Monday, February 13, 2006
You’re gonna need a bigger boat
So, farewell then, Peter Benchley. You assured that generations of us can never, ever swim in the sea without a nervous tremor in our stomachs, turning to pant-shitting terror if we so much as brush up against some kelp. Ta for that.
Then again, you also gave some of us our first taste of literary lovin’. In STML’s school library, the most thumbed books were a copy of Benchley’s classic Jaws and some appalling James Bond ‘tribute’ wherein 007 had his balls coated in pig fat and hung out for wild dogs (please, someone else remember this).
Benchley’s original novel concerns itself more with the amorous adventures of Matt Hooper (played by Richard Dreyfuss in the movie) and Chief Brody’s wife Ellen. His clumsy seduction (“Some women have really tight ones.” “You sound like a comparision-shopper.”"Just a conscientious consumer.”) is not exactly unwelcome (“That’s supposed to be every schoolgirls fantasy… To be a… you know, a prostitute”), leading quickly to a somewhat disturbing climax in a nearby “Kleenex and spit” motel:
A vision of Hooper, eyes wide and staring – but unseeing at the wall as he approached climax. The eyes seemed to bulge until, just before release, Ellen had feared they might actually pop out of their sockets. Hooper’s teeth were clenched, and he ground them the way people do during sleep. From his voice there came a gurgling whine, whose tone rose higher and higher with each frenzied thrust. Even after his obvious, violent climax, Hooper’s countenance had not changed. His teeth were still clenched, his eyes still fixed on the wall, and he continued to pump madly. He was oblivious of the being beneath him, and when, perhaps a full minute after his climax, Hooper still did not relax, Ellen had become afraid – of what, she wasn’t sure, but the ferocity and intensity of his assault seemed to her a pursuit in which she was only a vehicle.

### TASKS TO PERFORM
**1)** Please translate this sentence from the blog post about Peter Benchley into Spanish: "Benchley’s original novel concerns itself more with the amorous adventures of Matt Hooper (played by Richard Dreyfuss in the movie) and Chief Brody’s wife Ellen."
**2)** According to the blog post about Peter Benchley, which books were the most thumbed in STML’s school library?
**3)** Summarize the blog post about Peter Benchley in two sentences.

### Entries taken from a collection
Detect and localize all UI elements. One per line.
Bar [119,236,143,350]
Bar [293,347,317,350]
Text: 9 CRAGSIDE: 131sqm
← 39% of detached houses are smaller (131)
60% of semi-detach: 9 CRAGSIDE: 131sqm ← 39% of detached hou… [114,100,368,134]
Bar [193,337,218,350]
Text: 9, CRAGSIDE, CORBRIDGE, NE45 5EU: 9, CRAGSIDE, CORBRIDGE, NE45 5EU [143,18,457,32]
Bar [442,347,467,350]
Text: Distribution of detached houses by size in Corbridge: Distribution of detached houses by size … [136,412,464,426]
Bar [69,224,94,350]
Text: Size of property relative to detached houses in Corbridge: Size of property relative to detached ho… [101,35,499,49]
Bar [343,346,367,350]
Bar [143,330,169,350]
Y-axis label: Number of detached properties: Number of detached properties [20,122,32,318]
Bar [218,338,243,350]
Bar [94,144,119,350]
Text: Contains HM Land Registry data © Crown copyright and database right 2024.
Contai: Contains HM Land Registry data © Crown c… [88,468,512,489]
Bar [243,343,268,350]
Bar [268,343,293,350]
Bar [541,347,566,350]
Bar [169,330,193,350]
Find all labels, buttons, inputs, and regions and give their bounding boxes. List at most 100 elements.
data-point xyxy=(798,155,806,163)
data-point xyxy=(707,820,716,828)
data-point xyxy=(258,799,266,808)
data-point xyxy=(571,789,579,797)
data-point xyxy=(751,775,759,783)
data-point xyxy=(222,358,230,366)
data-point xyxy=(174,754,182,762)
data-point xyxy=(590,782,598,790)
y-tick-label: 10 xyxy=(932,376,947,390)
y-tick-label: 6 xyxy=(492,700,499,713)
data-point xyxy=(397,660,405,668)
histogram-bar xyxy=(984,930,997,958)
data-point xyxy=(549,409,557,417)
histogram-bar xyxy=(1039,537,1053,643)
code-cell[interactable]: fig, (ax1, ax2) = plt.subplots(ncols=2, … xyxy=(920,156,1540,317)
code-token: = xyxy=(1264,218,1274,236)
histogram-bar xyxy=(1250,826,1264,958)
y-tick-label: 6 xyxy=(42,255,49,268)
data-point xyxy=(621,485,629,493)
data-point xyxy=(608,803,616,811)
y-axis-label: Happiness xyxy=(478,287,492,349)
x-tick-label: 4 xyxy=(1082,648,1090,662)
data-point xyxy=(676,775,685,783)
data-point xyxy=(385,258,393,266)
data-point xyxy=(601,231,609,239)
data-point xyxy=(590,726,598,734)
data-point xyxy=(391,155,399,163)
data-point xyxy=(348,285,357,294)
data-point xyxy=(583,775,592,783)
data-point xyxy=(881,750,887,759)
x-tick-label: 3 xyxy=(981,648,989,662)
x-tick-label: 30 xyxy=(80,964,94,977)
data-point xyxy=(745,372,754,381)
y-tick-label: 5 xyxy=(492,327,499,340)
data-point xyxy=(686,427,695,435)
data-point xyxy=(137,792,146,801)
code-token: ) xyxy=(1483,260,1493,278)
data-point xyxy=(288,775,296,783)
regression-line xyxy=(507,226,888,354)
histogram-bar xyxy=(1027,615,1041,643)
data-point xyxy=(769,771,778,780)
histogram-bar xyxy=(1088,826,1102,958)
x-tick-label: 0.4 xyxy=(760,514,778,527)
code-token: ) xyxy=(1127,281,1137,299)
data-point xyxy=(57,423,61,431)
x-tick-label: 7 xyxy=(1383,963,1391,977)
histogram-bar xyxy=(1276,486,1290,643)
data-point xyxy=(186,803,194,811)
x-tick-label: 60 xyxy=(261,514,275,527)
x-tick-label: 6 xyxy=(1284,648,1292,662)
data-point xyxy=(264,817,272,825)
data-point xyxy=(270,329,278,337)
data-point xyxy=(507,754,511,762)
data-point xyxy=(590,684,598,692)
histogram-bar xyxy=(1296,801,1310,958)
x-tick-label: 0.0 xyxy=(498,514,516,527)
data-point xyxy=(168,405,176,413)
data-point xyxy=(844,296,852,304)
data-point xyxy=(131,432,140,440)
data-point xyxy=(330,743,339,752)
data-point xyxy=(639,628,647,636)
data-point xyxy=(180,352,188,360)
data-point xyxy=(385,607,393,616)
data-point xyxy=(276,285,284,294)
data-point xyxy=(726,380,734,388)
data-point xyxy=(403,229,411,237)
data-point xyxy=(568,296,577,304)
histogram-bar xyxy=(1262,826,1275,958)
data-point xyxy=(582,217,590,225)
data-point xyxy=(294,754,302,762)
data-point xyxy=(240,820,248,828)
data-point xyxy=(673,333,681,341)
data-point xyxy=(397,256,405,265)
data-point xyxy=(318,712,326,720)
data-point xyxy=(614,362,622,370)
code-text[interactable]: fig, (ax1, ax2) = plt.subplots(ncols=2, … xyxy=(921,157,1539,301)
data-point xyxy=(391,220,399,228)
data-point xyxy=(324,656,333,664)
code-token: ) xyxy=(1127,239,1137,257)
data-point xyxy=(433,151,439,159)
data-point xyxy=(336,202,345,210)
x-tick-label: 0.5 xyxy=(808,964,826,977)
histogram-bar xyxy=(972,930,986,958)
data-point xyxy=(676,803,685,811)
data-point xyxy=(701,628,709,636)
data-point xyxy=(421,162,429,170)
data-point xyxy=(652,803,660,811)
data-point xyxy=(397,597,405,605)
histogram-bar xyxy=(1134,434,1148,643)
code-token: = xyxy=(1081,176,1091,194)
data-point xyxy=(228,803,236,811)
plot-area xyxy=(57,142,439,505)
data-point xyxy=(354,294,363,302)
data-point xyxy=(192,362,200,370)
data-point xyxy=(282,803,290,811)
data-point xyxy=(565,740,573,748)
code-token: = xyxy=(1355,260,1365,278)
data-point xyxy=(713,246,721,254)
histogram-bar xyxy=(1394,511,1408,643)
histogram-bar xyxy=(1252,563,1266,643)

### RESPONSES TO THE TASKS
**1)** La novela original de Benchley se ocupa más de las aventuras amorosas de Matt Hooper (interpretado por Richard Dreyfuss en la película) y de Ellen, la esposa del jefe Brody.

**2)** A copy of Benchley’s Jaws and a James Bond "tribute" book.

**3)** The post bids farewell to Peter Benchley, saying he left generations afraid to swim in the sea but also gave some readers their first taste of literary romance through a much-read copy of Jaws in a school library. It notes that the original novel focuses more on the affair between Matt Hooper and Chief Brody's wife Ellen, and it quotes their seduction and a disturbing scene in a motel.